Information given:
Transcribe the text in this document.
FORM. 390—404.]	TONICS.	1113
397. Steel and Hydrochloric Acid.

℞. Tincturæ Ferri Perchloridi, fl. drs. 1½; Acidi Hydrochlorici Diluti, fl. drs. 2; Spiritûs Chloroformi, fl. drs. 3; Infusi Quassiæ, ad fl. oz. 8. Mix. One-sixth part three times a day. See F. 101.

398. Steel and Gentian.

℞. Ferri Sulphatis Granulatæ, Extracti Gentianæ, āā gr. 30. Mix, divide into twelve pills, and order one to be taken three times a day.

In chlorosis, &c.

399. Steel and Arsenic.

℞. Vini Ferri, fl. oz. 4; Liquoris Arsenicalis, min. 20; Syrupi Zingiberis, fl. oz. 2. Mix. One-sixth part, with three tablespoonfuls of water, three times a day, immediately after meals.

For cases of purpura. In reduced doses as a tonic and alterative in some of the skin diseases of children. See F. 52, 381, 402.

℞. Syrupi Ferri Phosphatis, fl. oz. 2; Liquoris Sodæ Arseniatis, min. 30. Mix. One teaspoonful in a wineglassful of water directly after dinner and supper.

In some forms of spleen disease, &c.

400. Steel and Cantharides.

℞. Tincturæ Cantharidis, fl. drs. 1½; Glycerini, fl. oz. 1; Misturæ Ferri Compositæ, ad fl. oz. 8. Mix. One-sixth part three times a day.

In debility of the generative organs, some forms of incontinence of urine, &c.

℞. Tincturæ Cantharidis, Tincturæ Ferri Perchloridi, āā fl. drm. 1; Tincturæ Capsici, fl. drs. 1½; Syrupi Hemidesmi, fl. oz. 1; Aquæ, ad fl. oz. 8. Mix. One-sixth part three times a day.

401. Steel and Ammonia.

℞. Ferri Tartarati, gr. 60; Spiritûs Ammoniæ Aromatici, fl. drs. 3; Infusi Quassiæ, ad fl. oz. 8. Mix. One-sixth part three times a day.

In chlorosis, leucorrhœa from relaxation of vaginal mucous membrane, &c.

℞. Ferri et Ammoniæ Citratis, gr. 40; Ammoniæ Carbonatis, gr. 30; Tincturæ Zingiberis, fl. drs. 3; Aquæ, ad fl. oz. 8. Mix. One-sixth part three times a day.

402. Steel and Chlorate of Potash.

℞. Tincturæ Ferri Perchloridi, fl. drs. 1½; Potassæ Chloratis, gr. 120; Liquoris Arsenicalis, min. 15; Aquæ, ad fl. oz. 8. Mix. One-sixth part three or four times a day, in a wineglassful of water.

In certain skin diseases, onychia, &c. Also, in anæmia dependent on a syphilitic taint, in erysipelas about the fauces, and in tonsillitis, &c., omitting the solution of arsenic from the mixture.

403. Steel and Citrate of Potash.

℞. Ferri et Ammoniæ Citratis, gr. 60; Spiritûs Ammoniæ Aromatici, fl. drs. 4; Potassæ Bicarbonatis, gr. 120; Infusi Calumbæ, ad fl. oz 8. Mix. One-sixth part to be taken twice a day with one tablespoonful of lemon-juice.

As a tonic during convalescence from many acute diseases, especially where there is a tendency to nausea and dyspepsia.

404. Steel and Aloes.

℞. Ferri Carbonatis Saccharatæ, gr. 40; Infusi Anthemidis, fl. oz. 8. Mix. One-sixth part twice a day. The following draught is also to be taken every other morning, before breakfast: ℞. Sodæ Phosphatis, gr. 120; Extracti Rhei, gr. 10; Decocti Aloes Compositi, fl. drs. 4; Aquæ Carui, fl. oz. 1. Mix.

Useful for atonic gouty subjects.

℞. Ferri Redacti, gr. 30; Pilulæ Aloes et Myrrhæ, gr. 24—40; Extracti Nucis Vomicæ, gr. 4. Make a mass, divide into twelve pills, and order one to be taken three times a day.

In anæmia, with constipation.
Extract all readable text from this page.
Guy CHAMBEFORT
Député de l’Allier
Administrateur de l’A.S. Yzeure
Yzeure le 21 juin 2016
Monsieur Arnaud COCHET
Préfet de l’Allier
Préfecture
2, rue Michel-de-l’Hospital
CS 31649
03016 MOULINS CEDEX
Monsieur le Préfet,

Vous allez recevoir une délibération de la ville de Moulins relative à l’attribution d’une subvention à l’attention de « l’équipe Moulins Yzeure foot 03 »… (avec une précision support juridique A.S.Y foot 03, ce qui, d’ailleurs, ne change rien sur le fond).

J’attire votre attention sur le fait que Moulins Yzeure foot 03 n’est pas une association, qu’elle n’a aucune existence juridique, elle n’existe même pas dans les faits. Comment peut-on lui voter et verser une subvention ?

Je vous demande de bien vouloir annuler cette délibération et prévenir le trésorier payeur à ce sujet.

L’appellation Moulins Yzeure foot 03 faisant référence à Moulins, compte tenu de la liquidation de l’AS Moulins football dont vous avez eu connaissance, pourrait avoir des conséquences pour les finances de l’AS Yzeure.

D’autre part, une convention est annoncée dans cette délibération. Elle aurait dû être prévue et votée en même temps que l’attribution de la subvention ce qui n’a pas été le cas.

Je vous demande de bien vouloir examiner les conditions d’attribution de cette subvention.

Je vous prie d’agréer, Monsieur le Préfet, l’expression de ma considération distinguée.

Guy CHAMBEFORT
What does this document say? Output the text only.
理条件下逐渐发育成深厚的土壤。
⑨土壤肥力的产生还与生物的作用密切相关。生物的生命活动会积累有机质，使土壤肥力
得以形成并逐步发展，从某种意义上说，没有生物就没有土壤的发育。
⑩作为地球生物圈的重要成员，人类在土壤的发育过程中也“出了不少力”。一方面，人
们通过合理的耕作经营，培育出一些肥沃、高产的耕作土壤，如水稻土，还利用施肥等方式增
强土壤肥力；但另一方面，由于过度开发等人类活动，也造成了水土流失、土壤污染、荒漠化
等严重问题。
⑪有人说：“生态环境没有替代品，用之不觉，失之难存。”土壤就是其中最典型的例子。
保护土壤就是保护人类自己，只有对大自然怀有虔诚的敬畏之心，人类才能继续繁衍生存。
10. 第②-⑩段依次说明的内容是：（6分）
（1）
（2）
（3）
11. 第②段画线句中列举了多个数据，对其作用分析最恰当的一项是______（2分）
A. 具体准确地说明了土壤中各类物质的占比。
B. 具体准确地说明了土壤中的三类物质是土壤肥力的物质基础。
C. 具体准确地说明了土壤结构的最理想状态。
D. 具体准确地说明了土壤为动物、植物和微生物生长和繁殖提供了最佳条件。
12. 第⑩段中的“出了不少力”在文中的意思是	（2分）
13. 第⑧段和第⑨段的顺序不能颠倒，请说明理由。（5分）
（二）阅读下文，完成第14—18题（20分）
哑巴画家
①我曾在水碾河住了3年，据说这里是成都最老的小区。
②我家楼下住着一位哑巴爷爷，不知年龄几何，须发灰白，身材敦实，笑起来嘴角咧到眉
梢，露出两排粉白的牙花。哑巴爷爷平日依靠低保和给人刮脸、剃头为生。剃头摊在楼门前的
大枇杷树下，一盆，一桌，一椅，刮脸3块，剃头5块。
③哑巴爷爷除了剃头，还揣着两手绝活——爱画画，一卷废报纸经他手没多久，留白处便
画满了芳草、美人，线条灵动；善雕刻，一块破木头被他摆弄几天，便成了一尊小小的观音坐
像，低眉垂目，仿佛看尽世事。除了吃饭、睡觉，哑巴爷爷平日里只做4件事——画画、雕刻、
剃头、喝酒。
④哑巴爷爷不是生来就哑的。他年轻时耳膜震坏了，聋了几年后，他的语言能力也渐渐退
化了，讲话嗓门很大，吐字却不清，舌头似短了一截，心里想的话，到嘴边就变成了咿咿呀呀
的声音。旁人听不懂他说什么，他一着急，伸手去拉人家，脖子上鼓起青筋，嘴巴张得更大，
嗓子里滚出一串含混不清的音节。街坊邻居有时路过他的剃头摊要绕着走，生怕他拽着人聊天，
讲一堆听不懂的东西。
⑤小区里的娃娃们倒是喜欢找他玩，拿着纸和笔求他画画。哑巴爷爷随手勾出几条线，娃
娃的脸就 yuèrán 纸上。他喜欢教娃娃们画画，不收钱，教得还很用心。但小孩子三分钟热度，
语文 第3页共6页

Direction:
Copy all lines of the material above where the string "Citratis" occurs.

Response to this task:
℞. Ferri et Ammoniæ Citratis, gr. 40; Ammoniæ Carbonatis, gr. 30; Tincturæ Zingiberis, fl. drs. 3; Aquæ, ad fl. oz. 8. Mix. One-sixth part three times a day.
℞. Ferri et Ammoniæ Citratis, gr. 60; Spiritûs Ammoniæ Aromatici, fl. drs. 4; Potassæ Bicarbonatis, gr. 120; Infusi Calumbæ, ad fl. oz 8. Mix. One-sixth part to be taken twice a day with one tablespoonful of lemon-juice.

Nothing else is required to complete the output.